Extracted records
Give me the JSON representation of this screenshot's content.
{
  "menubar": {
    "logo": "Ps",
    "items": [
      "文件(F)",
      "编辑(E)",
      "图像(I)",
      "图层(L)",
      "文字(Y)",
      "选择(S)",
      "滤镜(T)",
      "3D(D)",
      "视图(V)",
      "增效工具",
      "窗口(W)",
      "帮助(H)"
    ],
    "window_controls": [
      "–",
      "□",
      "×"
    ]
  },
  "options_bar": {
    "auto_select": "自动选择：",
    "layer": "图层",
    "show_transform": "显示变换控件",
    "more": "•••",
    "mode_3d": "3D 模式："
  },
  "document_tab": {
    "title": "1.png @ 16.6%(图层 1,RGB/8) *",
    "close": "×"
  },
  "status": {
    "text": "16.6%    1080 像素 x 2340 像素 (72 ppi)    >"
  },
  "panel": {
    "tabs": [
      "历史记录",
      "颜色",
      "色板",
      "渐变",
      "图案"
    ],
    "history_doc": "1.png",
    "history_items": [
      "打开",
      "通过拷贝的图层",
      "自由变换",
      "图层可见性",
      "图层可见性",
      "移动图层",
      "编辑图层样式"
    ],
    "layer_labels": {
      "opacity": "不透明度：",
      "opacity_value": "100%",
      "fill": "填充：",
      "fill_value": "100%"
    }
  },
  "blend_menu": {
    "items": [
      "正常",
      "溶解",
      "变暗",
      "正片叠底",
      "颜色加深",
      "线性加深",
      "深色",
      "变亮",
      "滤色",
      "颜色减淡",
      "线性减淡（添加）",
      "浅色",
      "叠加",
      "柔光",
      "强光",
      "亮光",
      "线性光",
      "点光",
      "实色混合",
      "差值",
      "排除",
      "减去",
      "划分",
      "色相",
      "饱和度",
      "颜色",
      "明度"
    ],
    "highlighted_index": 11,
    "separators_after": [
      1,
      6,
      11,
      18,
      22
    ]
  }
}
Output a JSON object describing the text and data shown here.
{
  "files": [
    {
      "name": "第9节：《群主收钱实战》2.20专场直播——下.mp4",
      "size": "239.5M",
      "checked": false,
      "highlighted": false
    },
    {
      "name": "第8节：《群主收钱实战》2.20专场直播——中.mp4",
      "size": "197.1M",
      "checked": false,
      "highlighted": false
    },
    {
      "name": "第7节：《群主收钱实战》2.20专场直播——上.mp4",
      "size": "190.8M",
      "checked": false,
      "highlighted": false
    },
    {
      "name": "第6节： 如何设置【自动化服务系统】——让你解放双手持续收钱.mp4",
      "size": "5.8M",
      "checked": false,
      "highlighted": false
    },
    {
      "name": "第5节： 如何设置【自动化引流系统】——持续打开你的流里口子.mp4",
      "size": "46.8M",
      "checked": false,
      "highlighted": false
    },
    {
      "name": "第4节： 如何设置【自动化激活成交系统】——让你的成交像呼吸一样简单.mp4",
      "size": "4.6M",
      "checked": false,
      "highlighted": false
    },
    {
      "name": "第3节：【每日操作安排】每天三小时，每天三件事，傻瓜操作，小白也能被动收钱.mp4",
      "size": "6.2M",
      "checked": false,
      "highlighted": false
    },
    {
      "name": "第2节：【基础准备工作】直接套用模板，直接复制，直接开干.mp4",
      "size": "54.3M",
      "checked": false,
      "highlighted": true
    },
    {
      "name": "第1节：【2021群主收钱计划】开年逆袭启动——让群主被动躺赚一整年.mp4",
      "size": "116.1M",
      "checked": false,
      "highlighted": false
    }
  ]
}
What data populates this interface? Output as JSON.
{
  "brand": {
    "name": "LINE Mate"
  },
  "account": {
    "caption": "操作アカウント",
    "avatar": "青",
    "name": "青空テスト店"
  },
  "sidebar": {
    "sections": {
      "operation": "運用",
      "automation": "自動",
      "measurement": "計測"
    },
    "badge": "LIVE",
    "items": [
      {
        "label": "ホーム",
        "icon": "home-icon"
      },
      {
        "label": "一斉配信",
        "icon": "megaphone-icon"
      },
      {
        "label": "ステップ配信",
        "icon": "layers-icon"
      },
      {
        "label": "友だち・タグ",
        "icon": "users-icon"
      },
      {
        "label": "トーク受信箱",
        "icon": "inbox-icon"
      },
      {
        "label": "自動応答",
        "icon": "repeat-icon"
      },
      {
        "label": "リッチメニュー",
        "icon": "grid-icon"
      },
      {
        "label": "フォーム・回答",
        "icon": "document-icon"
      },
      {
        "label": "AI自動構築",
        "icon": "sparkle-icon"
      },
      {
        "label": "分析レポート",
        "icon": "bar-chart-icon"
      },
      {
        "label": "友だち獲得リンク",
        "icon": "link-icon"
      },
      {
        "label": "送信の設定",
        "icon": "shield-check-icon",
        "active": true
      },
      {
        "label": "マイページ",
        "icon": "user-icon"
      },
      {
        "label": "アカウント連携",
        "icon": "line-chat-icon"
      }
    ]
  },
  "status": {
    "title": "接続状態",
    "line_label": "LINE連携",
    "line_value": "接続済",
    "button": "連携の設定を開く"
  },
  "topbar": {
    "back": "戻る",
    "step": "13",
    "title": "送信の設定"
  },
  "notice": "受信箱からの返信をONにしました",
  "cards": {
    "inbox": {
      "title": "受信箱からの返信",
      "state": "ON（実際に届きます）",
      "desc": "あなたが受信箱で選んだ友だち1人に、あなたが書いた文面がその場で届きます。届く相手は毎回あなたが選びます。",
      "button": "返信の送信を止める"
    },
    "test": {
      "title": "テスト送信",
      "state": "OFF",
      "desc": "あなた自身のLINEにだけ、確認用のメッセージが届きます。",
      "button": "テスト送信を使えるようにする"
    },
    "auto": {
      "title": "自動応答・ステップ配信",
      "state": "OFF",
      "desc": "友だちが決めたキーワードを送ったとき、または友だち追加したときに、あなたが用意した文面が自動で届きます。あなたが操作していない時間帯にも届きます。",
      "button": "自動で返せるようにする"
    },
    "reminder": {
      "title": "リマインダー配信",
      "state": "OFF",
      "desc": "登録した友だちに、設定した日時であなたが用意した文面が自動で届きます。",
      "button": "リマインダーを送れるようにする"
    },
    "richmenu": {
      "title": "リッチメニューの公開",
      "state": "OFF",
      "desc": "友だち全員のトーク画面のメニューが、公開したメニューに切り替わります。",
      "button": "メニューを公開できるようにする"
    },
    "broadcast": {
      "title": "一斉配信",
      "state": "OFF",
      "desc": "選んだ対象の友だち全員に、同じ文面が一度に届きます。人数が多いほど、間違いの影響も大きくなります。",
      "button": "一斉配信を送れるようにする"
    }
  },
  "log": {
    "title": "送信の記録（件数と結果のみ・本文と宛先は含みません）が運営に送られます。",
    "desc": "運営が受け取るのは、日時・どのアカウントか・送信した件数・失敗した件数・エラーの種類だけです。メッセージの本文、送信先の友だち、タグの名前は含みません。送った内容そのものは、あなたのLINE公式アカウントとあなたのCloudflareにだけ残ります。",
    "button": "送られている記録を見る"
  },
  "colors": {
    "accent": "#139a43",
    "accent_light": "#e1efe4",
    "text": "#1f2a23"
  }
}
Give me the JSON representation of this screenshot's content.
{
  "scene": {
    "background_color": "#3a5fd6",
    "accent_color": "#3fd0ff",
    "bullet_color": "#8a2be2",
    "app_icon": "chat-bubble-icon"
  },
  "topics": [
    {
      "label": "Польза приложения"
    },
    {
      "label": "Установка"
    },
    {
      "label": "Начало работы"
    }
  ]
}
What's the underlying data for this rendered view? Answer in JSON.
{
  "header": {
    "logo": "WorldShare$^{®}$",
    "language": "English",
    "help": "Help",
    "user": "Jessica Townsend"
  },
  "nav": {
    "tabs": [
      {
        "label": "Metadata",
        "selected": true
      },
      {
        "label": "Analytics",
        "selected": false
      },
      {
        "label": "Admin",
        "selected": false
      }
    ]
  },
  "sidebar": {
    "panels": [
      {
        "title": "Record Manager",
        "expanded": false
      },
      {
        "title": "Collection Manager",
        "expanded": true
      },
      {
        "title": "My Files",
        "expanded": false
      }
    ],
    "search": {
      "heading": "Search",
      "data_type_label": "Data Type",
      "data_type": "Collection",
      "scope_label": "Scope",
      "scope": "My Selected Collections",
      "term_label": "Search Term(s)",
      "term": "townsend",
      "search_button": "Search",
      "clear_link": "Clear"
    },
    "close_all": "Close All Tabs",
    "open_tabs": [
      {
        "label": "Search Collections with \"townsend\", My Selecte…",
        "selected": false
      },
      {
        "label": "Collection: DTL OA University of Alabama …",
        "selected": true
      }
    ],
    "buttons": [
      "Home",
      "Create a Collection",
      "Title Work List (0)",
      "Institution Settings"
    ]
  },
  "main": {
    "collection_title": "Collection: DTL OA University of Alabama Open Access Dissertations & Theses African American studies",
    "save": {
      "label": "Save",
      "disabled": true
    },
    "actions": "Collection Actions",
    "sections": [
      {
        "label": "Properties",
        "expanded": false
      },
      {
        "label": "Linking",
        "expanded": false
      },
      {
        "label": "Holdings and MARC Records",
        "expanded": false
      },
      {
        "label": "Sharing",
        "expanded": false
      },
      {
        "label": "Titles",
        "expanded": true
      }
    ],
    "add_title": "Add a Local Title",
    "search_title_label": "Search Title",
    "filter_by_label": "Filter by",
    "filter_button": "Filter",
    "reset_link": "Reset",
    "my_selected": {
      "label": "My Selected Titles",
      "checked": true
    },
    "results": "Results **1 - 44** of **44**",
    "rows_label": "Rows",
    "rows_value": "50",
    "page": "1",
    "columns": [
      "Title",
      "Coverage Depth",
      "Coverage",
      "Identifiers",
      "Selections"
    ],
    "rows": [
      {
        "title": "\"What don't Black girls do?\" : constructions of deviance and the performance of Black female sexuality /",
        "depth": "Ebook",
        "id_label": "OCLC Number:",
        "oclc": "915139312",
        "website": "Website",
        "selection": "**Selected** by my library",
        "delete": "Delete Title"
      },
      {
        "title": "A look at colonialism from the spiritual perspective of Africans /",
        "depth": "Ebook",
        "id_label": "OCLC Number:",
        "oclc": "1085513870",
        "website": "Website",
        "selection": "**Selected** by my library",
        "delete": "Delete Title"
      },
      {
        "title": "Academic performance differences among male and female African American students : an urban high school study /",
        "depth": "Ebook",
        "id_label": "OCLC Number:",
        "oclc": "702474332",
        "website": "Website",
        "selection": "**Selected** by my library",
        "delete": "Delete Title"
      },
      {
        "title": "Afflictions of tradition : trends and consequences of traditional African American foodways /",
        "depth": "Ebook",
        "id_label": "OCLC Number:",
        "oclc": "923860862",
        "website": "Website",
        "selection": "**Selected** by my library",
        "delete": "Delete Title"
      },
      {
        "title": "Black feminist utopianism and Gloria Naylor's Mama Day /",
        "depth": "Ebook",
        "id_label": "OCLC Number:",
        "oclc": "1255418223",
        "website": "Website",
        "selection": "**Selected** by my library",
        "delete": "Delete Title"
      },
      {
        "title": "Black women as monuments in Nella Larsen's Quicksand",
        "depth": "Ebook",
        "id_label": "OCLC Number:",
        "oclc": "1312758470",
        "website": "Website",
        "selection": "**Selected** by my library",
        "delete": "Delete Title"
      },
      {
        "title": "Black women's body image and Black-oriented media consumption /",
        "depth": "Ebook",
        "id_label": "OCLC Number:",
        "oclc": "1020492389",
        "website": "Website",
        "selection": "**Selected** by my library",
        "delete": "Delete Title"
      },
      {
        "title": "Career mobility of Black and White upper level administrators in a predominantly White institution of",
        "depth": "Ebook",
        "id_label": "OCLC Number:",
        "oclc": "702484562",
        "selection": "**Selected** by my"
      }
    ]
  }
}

● **What is being asked**
Go over the entries above and say how many lines hold the string "chat", with no other text.

● **Response below**
2